| Task goal |
Copy out each line of the material below that holds the string "name".

| Data entries |
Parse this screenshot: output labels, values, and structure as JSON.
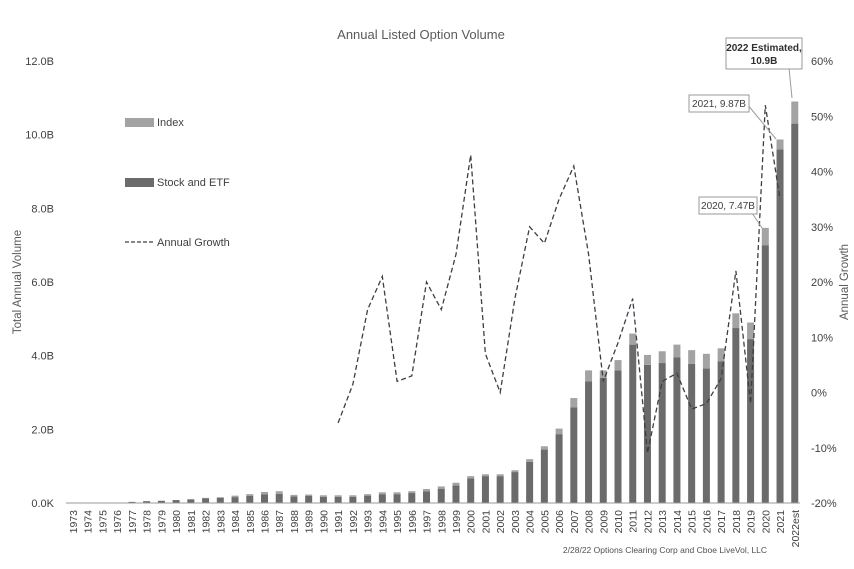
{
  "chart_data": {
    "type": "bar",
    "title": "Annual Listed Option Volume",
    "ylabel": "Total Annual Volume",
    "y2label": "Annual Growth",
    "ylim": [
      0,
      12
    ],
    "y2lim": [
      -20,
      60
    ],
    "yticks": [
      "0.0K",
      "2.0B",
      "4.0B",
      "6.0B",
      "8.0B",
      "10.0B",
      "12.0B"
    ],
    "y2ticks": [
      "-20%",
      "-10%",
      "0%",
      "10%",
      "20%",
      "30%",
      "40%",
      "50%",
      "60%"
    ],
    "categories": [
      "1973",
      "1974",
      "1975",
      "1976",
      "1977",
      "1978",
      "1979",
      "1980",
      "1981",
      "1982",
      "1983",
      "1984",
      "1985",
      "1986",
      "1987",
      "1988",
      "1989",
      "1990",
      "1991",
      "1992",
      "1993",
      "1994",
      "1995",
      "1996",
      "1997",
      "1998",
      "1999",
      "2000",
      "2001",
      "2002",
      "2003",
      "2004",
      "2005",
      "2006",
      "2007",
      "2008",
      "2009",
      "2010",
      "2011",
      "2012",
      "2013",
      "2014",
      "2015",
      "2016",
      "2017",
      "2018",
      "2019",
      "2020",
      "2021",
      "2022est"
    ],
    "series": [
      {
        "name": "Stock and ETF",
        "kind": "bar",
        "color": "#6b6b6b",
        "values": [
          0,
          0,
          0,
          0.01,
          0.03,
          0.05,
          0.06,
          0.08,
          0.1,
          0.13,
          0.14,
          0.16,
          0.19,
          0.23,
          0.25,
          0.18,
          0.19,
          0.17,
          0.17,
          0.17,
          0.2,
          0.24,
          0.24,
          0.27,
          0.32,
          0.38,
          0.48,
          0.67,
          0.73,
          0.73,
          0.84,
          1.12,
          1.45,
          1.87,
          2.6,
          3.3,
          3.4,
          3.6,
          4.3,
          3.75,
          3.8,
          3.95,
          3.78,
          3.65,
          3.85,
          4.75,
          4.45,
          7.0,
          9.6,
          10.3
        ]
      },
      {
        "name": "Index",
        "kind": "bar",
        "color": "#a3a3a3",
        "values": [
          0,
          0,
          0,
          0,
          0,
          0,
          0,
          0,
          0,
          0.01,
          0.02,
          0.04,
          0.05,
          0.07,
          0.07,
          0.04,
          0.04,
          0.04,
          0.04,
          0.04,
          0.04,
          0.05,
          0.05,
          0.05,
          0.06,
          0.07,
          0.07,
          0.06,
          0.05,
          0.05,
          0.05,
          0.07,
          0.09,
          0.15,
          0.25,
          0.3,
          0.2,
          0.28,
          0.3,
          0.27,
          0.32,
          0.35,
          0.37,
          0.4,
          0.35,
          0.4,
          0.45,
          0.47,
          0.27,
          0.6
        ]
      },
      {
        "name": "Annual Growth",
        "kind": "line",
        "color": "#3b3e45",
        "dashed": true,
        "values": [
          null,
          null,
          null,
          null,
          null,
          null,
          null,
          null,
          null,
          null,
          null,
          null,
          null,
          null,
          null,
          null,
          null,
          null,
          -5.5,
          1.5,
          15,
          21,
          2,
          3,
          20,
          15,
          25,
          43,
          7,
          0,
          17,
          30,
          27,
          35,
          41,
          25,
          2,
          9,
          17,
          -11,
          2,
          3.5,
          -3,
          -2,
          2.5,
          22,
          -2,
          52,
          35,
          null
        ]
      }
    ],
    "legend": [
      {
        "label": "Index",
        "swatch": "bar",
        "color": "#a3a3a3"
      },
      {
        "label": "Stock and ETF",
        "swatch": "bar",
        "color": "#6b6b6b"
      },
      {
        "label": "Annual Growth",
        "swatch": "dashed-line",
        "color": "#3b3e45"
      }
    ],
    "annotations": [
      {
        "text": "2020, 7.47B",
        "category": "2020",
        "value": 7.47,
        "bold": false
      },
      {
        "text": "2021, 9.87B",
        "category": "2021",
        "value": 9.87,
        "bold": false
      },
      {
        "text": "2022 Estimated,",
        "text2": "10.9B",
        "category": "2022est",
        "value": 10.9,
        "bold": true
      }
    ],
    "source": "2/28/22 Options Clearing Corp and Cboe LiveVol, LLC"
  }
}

* * *

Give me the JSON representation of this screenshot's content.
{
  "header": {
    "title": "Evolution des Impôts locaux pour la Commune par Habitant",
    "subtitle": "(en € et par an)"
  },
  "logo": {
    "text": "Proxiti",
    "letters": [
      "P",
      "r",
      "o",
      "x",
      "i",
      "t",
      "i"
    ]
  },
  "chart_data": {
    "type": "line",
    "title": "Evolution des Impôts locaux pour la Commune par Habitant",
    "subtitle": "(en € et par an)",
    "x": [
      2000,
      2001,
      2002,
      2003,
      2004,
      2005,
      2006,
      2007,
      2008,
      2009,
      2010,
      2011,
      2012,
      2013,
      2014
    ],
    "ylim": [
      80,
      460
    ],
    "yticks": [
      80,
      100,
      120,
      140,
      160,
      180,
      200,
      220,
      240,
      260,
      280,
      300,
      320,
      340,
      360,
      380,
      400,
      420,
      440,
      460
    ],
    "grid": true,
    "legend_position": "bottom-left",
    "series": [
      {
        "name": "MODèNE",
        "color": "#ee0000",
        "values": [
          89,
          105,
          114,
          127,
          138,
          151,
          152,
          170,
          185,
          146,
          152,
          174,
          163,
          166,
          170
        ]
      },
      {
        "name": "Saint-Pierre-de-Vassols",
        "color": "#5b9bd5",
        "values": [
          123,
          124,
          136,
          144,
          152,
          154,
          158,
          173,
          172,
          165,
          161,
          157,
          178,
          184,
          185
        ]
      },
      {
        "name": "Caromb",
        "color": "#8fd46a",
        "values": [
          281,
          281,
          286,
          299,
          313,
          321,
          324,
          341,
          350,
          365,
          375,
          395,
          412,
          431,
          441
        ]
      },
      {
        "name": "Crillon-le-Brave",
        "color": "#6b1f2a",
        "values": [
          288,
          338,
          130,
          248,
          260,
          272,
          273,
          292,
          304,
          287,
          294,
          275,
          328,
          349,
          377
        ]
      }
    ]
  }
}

| The response |
        "name": "Stock and ETF",
        "name": "Index",
        "name": "Annual Growth",
        "name": "MODèNE",
        "name": "Saint-Pierre-de-Vassols",
        "name": "Caromb",
        "name": "Crillon-le-Brave",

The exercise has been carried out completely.